-- START RECORDS FOR THIS EXERCISE --
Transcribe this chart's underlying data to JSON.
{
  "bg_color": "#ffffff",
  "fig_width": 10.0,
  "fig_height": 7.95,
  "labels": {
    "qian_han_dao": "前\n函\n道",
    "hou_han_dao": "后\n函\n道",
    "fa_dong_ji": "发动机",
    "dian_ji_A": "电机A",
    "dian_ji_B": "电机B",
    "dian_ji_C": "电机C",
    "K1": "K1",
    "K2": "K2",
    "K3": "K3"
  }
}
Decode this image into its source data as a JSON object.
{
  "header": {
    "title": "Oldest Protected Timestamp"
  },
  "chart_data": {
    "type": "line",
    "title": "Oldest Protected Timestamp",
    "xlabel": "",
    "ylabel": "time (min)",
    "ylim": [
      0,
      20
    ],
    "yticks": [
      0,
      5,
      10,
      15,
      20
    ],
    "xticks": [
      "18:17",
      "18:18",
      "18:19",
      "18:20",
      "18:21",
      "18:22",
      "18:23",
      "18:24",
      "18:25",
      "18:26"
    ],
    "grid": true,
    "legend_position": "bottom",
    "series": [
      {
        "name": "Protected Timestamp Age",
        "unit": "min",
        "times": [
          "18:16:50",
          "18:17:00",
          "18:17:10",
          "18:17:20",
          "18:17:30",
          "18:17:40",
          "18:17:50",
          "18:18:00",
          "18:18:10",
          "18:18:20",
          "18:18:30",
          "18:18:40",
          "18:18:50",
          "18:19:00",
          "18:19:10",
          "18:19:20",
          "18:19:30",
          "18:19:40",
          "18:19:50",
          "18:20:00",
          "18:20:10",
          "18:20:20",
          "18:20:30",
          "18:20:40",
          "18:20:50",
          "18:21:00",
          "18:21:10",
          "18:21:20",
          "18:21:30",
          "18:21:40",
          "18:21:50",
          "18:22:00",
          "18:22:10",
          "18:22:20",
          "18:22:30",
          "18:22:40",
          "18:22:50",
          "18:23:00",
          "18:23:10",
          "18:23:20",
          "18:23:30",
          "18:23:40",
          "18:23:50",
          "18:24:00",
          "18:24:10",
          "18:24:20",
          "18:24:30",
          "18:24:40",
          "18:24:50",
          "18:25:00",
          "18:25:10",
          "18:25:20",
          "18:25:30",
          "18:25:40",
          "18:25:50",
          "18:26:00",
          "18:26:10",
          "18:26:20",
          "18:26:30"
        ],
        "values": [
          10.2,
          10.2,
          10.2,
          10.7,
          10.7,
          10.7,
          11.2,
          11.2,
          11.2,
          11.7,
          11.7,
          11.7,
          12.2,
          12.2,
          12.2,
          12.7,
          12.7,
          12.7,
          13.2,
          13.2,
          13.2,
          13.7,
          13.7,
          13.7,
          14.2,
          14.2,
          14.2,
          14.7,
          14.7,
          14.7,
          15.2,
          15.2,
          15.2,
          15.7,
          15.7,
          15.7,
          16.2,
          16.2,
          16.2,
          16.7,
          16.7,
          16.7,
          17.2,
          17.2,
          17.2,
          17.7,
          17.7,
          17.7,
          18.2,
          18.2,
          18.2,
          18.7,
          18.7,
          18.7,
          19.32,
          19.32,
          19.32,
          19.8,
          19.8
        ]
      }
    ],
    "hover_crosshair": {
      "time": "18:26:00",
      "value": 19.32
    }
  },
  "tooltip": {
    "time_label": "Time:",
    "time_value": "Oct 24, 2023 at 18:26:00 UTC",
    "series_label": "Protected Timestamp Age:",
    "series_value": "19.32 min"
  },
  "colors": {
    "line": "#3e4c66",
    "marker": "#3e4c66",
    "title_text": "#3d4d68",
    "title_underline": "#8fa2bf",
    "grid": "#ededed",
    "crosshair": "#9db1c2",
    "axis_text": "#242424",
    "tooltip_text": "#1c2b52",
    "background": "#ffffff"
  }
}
-- END RECORDS FOR THIS EXERCISE --
AIM OF THE EXERCISE — Look for lines containing the string "Timestamp" and copy them all.

ANSWER —
    "title": "Oldest Protected Timestamp"
    "title": "Oldest Protected Timestamp",
        "name": "Protected Timestamp Age",
    "series_label": "Protected Timestamp Age:",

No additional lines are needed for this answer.